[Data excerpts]
<<<<

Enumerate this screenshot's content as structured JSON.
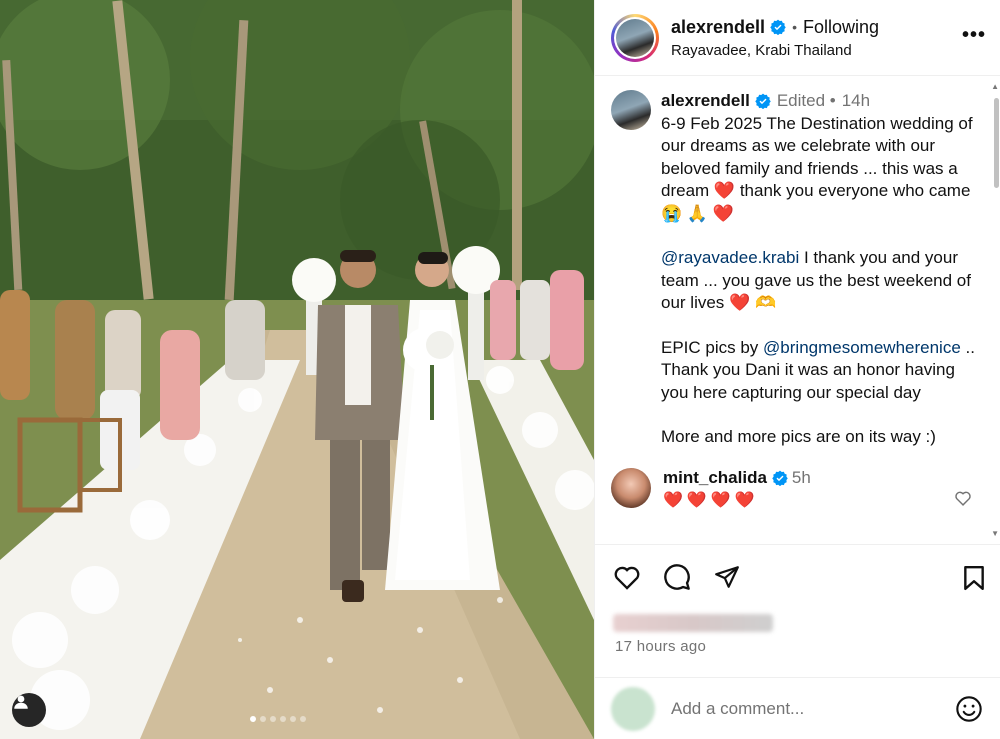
{
  "post": {
    "author": "alexrendell",
    "follow_state": "Following",
    "location": "Rayavadee, Krabi Thailand",
    "more_label": "•••"
  },
  "caption": {
    "username": "alexrendell",
    "edited": "Edited •",
    "time": "14h",
    "p1": "6-9 Feb 2025 The Destination wedding of our dreams as we celebrate with our beloved family and friends ... this was a dream",
    "p1_end": "thank you everyone who came",
    "p1_emojis": "😭 🙏",
    "heart": "❤️",
    "mention_1": "@rayavadee.krabi",
    "p2": " I thank you and your team ... you gave us the best weekend of our lives",
    "p2_emoji": "🫶",
    "p3_prefix": "EPIC pics by ",
    "mention_2": "@bringmesomewherenice",
    "p3": ".. Thank you Dani it was an honor having you here capturing our special day",
    "p4": "More and more pics are on its way :)"
  },
  "comment": {
    "username": "mint_chalida",
    "time": "5h",
    "text": "❤️❤️❤️❤️"
  },
  "footer": {
    "post_time": "17 hours ago",
    "comment_placeholder": "Add a comment..."
  },
  "icons": {
    "like": "heart-outline-icon",
    "comment": "speech-bubble-icon",
    "share": "paper-plane-icon",
    "save": "bookmark-icon",
    "emoji": "smiley-icon",
    "verified": "verified-badge-icon",
    "user_tag": "person-icon"
  },
  "colors": {
    "verified": "#0095f6",
    "mention": "#00376b",
    "heart": "#e0245e",
    "muted": "#737373"
  }
}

>>>>

■ WHAT IS ASKED ■
Search the records above for the string "alexrendell". Copy every line that contains it.

■ RESULT OF THIS TASK ■
    "author": "alexrendell",
    "username": "alexrendell",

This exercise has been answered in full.